_SET EXERCISE:_
Each line below either holds the string "text" or doesn't. Count those that do and give only the number.

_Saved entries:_
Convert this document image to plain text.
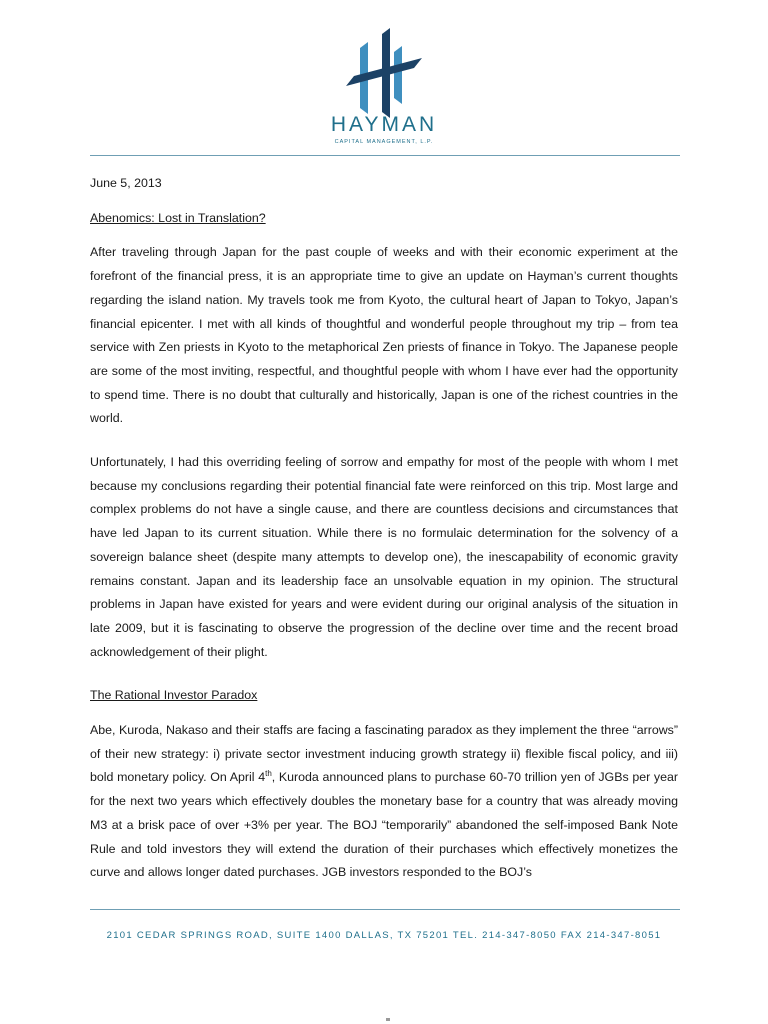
HAYMAN
CAPITAL MANAGEMENT, L.P.
June 5, 2013
Abenomics: Lost in Translation?

After traveling through Japan for the past couple of weeks and with their economic experiment at the forefront of the financial press, it is an appropriate time to give an update on Hayman’s current thoughts regarding the island nation. My travels took me from Kyoto, the cultural heart of Japan to Tokyo, Japan’s financial epicenter. I met with all kinds of thoughtful and wonderful people throughout my trip – from tea service with Zen priests in Kyoto to the metaphorical Zen priests of finance in Tokyo. The Japanese people are some of the most inviting, respectful, and thoughtful people with whom I have ever had the opportunity to spend time. There is no doubt that culturally and historically, Japan is one of the richest countries in the world.

Unfortunately, I had this overriding feeling of sorrow and empathy for most of the people with whom I met because my conclusions regarding their potential financial fate were reinforced on this trip. Most large and complex problems do not have a single cause, and there are countless decisions and circumstances that have led Japan to its current situation. While there is no formulaic determination for the solvency of a sovereign balance sheet (despite many attempts to develop one), the inescapability of economic gravity remains constant. Japan and its leadership face an unsolvable equation in my opinion. The structural problems in Japan have existed for years and were evident during our original analysis of the situation in late 2009, but it is fascinating to observe the progression of the decline over time and the recent broad acknowledgement of their plight.

The Rational Investor Paradox

Abe, Kuroda, Nakaso and their staffs are facing a fascinating paradox as they implement the three “arrows” of their new strategy: i) private sector investment inducing growth strategy ii) flexible fiscal policy, and iii) bold monetary policy. On April 4th, Kuroda announced plans to purchase 60-70 trillion yen of JGBs per year for the next two years which effectively doubles the monetary base for a country that was already moving M3 at a brisk pace of over +3% per year. The BOJ “temporarily” abandoned the self-imposed Bank Note Rule and told investors they will extend the duration of their purchases which effectively monetizes the curve and allows longer dated purchases. JGB investors responded to the BOJ’s

2101 CEDAR SPRINGS ROAD, SUITE 1400 DALLAS, TX 75201 TEL. 214-347-8050 FAX 214-347-8051
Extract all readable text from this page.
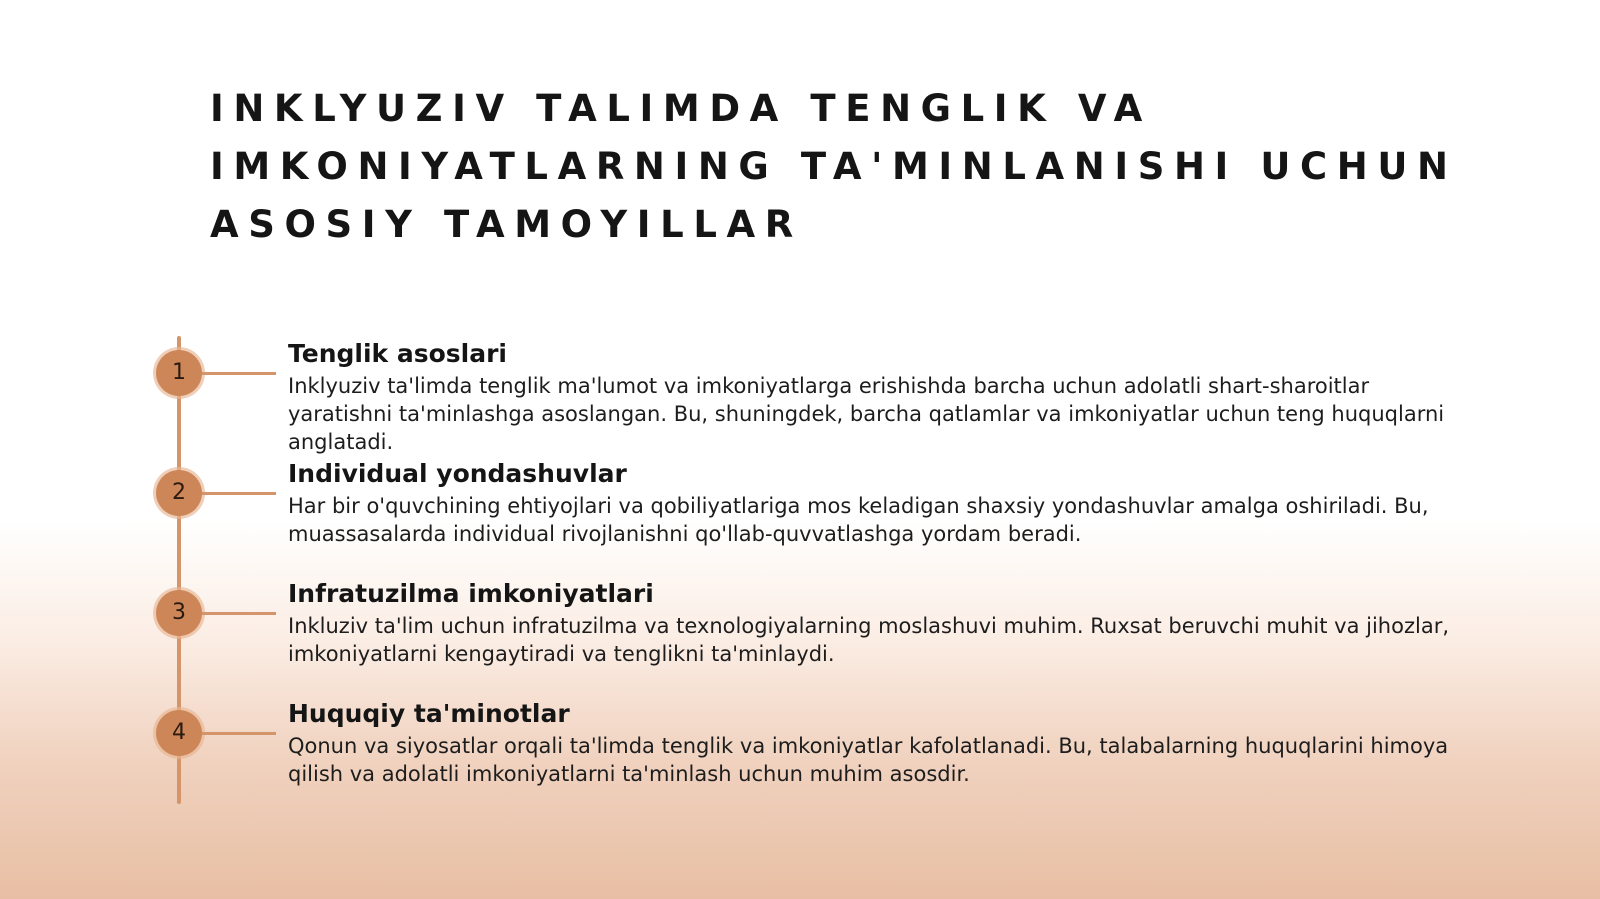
INKLYUZIV TALIMDA TENGLIK VA IMKONIYATLARNING TA'MINLANISHI UCHUN ASOSIY TAMOYILLAR
1
Tenglik asoslari

Inklyuziv ta'limda tenglik ma'lumot va imkoniyatlarga erishishda barcha uchun adolatli shart-sharoitlar yaratishni ta'minlashga asoslangan. Bu, shuningdek, barcha qatlamlar va imkoniyatlar uchun teng huquqlarni anglatadi.

2
Individual yondashuvlar

Har bir o'quvchining ehtiyojlari va qobiliyatlariga mos keladigan shaxsiy yondashuvlar amalga oshiriladi. Bu, muassasalarda individual rivojlanishni qo'llab-quvvatlashga yordam beradi.

3
Infratuzilma imkoniyatlari

Inkluziv ta'lim uchun infratuzilma va texnologiyalarning moslashuvi muhim. Ruxsat beruvchi muhit va jihozlar, imkoniyatlarni kengaytiradi va tenglikni ta'minlaydi.

4
Huquqiy ta'minotlar

Qonun va siyosatlar orqali ta'limda tenglik va imkoniyatlar kafolatlanadi. Bu, talabalarning huquqlarini himoya qilish va adolatli imkoniyatlarni ta'minlash uchun muhim asosdir.
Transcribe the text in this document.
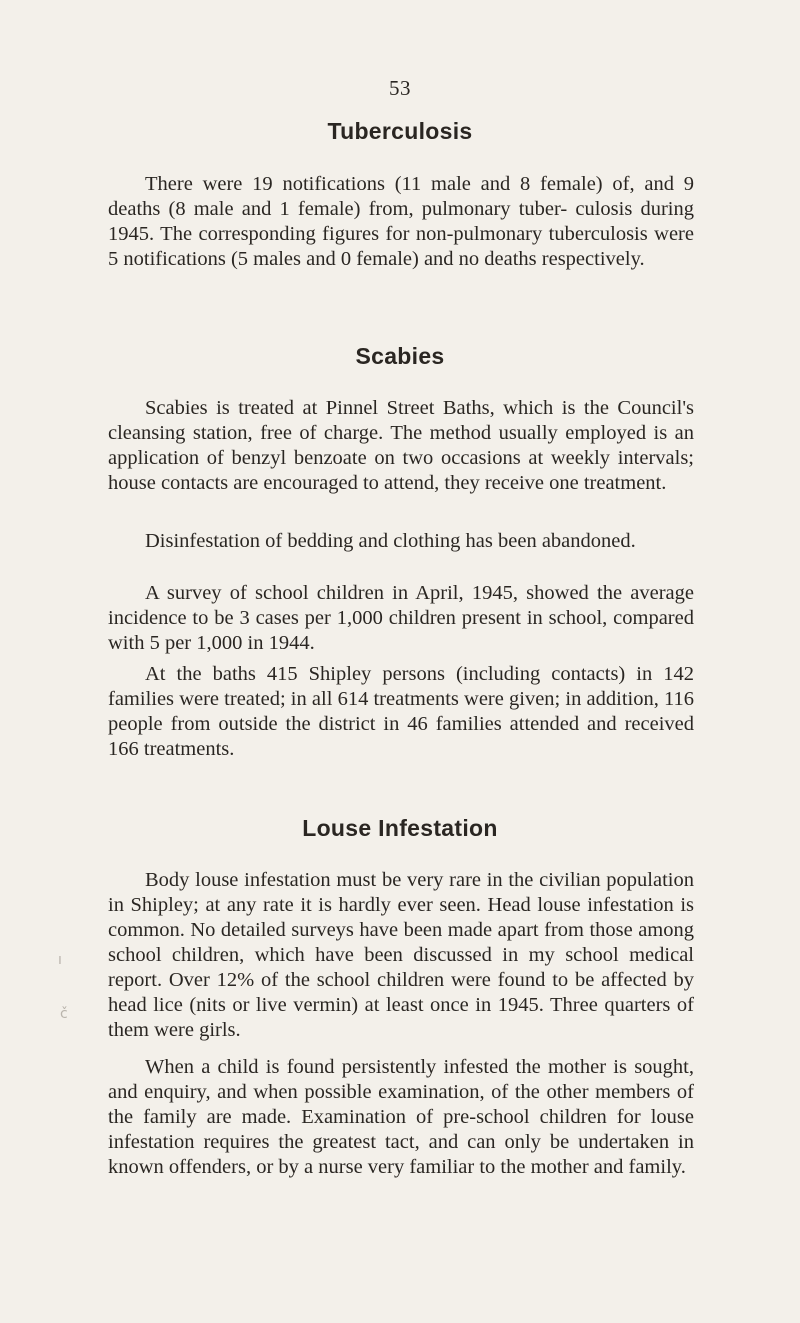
53
Tuberculosis

There were 19 notifications (11 male and 8 female) of, and 9 deaths (8 male and 1 female) from, pulmonary tuber- culosis during 1945. The corresponding figures for non-pulmonary tuberculosis were 5 notifications (5 males and 0 female) and no deaths respectively.

Scabies

Scabies is treated at Pinnel Street Baths, which is the Council's cleansing station, free of charge. The method usually employed is an application of benzyl benzoate on two occasions at weekly intervals; house contacts are encouraged to attend, they receive one treatment.

Disinfestation of bedding and clothing has been abandoned.

A survey of school children in April, 1945, showed the average incidence to be 3 cases per 1,000 children present in school, compared with 5 per 1,000 in 1944.

At the baths 415 Shipley persons (including contacts) in 142 families were treated; in all 614 treatments were given; in addition, 116 people from outside the district in 46 families attended and received 166 treatments.

Louse Infestation

Body louse infestation must be very rare in the civilian population in Shipley; at any rate it is hardly ever seen. Head louse infestation is common. No detailed surveys have been made apart from those among school children, which have been discussed in my school medical report. Over 12% of the school children were found to be affected by head lice (nits or live vermin) at least once in 1945. Three quarters of them were girls.

When a child is found persistently infested the mother is sought, and enquiry, and when possible examination, of the other members of the family are made. Examination of pre-school children for louse infestation requires the greatest tact, and can only be undertaken in known offenders, or by a nurse very familiar to the mother and family.

ı
č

_SOLUTION FOR THIS PROBLEM:_
3